-- Part of a data file --
_ _ _ _ _
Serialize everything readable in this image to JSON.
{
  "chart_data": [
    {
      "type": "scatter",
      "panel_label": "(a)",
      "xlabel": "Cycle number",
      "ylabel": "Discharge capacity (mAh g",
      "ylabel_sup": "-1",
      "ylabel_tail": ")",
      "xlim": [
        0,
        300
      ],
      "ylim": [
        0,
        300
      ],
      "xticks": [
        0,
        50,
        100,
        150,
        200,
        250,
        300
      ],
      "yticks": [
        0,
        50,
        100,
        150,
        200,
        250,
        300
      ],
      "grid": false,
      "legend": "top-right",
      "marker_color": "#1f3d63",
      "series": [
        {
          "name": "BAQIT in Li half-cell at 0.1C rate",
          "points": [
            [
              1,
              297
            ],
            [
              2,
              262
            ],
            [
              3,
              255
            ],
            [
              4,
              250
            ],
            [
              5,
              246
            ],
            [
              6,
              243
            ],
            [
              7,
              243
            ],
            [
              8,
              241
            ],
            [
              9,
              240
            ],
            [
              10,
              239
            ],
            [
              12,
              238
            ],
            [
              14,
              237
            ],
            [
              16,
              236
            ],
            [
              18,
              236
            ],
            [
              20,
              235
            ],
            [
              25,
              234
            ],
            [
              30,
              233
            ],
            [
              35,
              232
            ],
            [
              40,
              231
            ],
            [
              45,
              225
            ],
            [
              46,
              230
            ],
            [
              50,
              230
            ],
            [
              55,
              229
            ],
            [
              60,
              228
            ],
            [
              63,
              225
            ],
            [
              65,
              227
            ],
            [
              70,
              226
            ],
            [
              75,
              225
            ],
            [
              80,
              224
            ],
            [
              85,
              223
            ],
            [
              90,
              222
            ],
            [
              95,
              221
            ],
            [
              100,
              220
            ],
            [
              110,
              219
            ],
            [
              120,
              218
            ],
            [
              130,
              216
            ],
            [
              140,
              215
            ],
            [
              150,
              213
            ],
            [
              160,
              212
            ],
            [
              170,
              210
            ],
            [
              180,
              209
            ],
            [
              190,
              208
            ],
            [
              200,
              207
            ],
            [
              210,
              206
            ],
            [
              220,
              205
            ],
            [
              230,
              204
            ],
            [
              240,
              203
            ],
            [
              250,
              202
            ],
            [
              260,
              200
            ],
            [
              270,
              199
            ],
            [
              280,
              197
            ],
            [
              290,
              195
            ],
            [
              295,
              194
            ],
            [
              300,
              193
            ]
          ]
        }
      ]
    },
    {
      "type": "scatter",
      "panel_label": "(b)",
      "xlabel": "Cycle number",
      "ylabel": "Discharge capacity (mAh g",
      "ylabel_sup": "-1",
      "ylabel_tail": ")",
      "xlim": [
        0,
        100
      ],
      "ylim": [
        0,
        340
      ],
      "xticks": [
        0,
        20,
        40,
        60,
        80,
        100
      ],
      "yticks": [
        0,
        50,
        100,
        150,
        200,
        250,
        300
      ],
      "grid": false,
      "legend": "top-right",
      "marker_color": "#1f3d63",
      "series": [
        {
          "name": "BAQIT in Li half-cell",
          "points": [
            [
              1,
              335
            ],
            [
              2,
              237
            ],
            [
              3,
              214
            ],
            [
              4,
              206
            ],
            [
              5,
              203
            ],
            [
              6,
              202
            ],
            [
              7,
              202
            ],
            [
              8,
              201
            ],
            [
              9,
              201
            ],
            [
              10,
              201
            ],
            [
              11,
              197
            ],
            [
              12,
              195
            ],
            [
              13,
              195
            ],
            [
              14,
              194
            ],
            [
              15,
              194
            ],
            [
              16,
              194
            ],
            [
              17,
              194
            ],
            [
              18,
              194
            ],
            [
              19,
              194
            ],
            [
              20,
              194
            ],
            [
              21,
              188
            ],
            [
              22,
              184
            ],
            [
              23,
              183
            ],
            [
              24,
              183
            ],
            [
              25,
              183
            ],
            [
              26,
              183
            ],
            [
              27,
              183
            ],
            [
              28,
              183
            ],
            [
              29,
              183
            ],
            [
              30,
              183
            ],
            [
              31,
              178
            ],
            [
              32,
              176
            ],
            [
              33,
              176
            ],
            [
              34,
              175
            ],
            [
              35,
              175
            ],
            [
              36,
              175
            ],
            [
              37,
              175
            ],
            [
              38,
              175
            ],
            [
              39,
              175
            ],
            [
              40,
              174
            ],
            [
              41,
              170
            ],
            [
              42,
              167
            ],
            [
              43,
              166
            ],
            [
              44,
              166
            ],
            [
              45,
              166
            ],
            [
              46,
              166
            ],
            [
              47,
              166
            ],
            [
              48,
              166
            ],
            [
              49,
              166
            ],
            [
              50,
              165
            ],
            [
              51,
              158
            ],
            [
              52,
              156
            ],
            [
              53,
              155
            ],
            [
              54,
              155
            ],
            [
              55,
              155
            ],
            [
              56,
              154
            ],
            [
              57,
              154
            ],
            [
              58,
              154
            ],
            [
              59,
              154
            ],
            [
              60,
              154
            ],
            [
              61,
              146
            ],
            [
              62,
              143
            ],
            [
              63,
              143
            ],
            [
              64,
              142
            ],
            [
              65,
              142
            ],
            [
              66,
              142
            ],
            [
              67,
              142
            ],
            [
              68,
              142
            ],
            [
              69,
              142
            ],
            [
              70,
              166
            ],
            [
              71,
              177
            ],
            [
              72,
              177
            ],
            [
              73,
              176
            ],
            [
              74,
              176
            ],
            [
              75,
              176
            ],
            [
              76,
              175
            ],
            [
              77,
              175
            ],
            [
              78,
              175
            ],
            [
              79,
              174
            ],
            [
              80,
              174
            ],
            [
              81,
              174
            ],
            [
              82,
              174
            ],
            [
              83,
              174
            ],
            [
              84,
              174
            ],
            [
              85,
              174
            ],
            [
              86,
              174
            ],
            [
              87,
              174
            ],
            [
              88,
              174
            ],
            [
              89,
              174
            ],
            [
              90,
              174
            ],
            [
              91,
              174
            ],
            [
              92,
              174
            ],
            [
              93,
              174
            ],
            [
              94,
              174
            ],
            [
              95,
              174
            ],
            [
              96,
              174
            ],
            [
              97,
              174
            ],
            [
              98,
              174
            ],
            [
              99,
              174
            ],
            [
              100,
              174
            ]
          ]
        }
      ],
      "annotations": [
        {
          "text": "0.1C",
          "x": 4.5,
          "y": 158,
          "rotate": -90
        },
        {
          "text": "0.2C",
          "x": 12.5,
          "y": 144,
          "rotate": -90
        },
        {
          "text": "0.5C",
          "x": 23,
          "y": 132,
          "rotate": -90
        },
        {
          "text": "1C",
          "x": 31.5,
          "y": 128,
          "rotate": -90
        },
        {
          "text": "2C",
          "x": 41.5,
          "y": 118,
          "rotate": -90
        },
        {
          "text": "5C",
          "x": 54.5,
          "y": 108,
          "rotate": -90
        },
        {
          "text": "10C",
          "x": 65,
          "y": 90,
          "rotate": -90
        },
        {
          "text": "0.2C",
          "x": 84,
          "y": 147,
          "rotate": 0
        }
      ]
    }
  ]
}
_ _ _ _ _
Retype all of the entries precisely as they are.

Serialize everything readable in this image to JSON.
{
  "chart_data": [
    {
      "type": "scatter",
      "panel_label": "(a)",
      "xlabel": "Cycle number",
      "ylabel": "Discharge capacity (mAh g",
      "ylabel_sup": "-1",
      "ylabel_tail": ")",
      "xlim": [
        0,
        300
      ],
      "ylim": [
        0,
        300
      ],
      "xticks": [
        0,
        50,
        100,
        150,
        200,
        250,
        300
      ],
      "yticks": [
        0,
        50,
        100,
        150,
        200,
        250,
        300
      ],
      "grid": false,
      "legend": "top-right",
      "marker_color": "#1f3d63",
      "series": [
        {
          "name": "BAQIT in Li half-cell at 0.1C rate",
          "points": [
            [
              1,
              297
            ],
            [
              2,
              262
            ],
            [
              3,
              255
            ],
            [
              4,
              250
            ],
            [
              5,
              246
            ],
            [
              6,
              243
            ],
            [
              7,
              243
            ],
            [
              8,
              241
            ],
            [
              9,
              240
            ],
            [
              10,
              239
            ],
            [
              12,
              238
            ],
            [
              14,
              237
            ],
            [
              16,
              236
            ],
            [
              18,
              236
            ],
            [
              20,
              235
            ],
            [
              25,
              234
            ],
            [
              30,
              233
            ],
            [
              35,
              232
            ],
            [
              40,
              231
            ],
            [
              45,
              225
            ],
            [
              46,
              230
            ],
            [
              50,
              230
            ],
            [
              55,
              229
            ],
            [
              60,
              228
            ],
            [
              63,
              225
            ],
            [
              65,
              227
            ],
            [
              70,
              226
            ],
            [
              75,
              225
            ],
            [
              80,
              224
            ],
            [
              85,
              223
            ],
            [
              90,
              222
            ],
            [
              95,
              221
            ],
            [
              100,
              220
            ],
            [
              110,
              219
            ],
            [
              120,
              218
            ],
            [
              130,
              216
            ],
            [
              140,
              215
            ],
            [
              150,
              213
            ],
            [
              160,
              212
            ],
            [
              170,
              210
            ],
            [
              180,
              209
            ],
            [
              190,
              208
            ],
            [
              200,
              207
            ],
            [
              210,
              206
            ],
            [
              220,
              205
            ],
            [
              230,
              204
            ],
            [
              240,
              203
            ],
            [
              250,
              202
            ],
            [
              260,
              200
            ],
            [
              270,
              199
            ],
            [
              280,
              197
            ],
            [
              290,
              195
            ],
            [
              295,
              194
            ],
            [
              300,
              193
            ]
          ]
        }
      ]
    },
    {
      "type": "scatter",
      "panel_label": "(b)",
      "xlabel": "Cycle number",
      "ylabel": "Discharge capacity (mAh g",
      "ylabel_sup": "-1",
      "ylabel_tail": ")",
      "xlim": [
        0,
        100
      ],
      "ylim": [
        0,
        340
      ],
      "xticks": [
        0,
        20,
        40,
        60,
        80,
        100
      ],
      "yticks": [
        0,
        50,
        100,
        150,
        200,
        250,
        300
      ],
      "grid": false,
      "legend": "top-right",
      "marker_color": "#1f3d63",
      "series": [
        {
          "name": "BAQIT in Li half-cell",
          "points": [
            [
              1,
              335
            ],
            [
              2,
              237
            ],
            [
              3,
              214
            ],
            [
              4,
              206
            ],
            [
              5,
              203
            ],
            [
              6,
              202
            ],
            [
              7,
              202
            ],
            [
              8,
              201
            ],
            [
              9,
              201
            ],
            [
              10,
              201
            ],
            [
              11,
              197
            ],
            [
              12,
              195
            ],
            [
              13,
              195
            ],
            [
              14,
              194
            ],
            [
              15,
              194
            ],
            [
              16,
              194
            ],
            [
              17,
              194
            ],
            [
              18,
              194
            ],
            [
              19,
              194
            ],
            [
              20,
              194
            ],
            [
              21,
              188
            ],
            [
              22,
              184
            ],
            [
              23,
              183
            ],
            [
              24,
              183
            ],
            [
              25,
              183
            ],
            [
              26,
              183
            ],
            [
              27,
              183
            ],
            [
              28,
              183
            ],
            [
              29,
              183
            ],
            [
              30,
              183
            ],
            [
              31,
              178
            ],
            [
              32,
              176
            ],
            [
              33,
              176
            ],
            [
              34,
              175
            ],
            [
              35,
              175
            ],
            [
              36,
              175
            ],
            [
              37,
              175
            ],
            [
              38,
              175
            ],
            [
              39,
              175
            ],
            [
              40,
              174
            ],
            [
              41,
              170
            ],
            [
              42,
              167
            ],
            [
              43,
              166
            ],
            [
              44,
              166
            ],
            [
              45,
              166
            ],
            [
              46,
              166
            ],
            [
              47,
              166
            ],
            [
              48,
              166
            ],
            [
              49,
              166
            ],
            [
              50,
              165
            ],
            [
              51,
              158
            ],
            [
              52,
              156
            ],
            [
              53,
              155
            ],
            [
              54,
              155
            ],
            [
              55,
              155
            ],
            [
              56,
              154
            ],
            [
              57,
              154
            ],
            [
              58,
              154
            ],
            [
              59,
              154
            ],
            [
              60,
              154
            ],
            [
              61,
              146
            ],
            [
              62,
              143
            ],
            [
              63,
              143
            ],
            [
              64,
              142
            ],
            [
              65,
              142
            ],
            [
              66,
              142
            ],
            [
              67,
              142
            ],
            [
              68,
              142
            ],
            [
              69,
              142
            ],
            [
              70,
              166
            ],
            [
              71,
              177
            ],
            [
              72,
              177
            ],
            [
              73,
              176
            ],
            [
              74,
              176
            ],
            [
              75,
              176
            ],
            [
              76,
              175
            ],
            [
              77,
              175
            ],
            [
              78,
              175
            ],
            [
              79,
              174
            ],
            [
              80,
              174
            ],
            [
              81,
              174
            ],
            [
              82,
              174
            ],
            [
              83,
              174
            ],
            [
              84,
              174
            ],
            [
              85,
              174
            ],
            [
              86,
              174
            ],
            [
              87,
              174
            ],
            [
              88,
              174
            ],
            [
              89,
              174
            ],
            [
              90,
              174
            ],
            [
              91,
              174
            ],
            [
              92,
              174
            ],
            [
              93,
              174
            ],
            [
              94,
              174
            ],
            [
              95,
              174
            ],
            [
              96,
              174
            ],
            [
              97,
              174
            ],
            [
              98,
              174
            ],
            [
              99,
              174
            ],
            [
              100,
              174
            ]
          ]
        }
      ],
      "annotations": [
        {
          "text": "0.1C",
          "x": 4.5,
          "y": 158,
          "rotate": -90
        },
        {
          "text": "0.2C",
          "x": 12.5,
          "y": 144,
          "rotate": -90
        },
        {
          "text": "0.5C",
          "x": 23,
          "y": 132,
          "rotate": -90
        },
        {
          "text": "1C",
          "x": 31.5,
          "y": 128,
          "rotate": -90
        },
        {
          "text": "2C",
          "x": 41.5,
          "y": 118,
          "rotate": -90
        },
        {
          "text": "5C",
          "x": 54.5,
          "y": 108,
          "rotate": -90
        },
        {
          "text": "10C",
          "x": 65,
          "y": 90,
          "rotate": -90
        },
        {
          "text": "0.2C",
          "x": 84,
          "y": 147,
          "rotate": 0
        }
      ]
    }
  ]
}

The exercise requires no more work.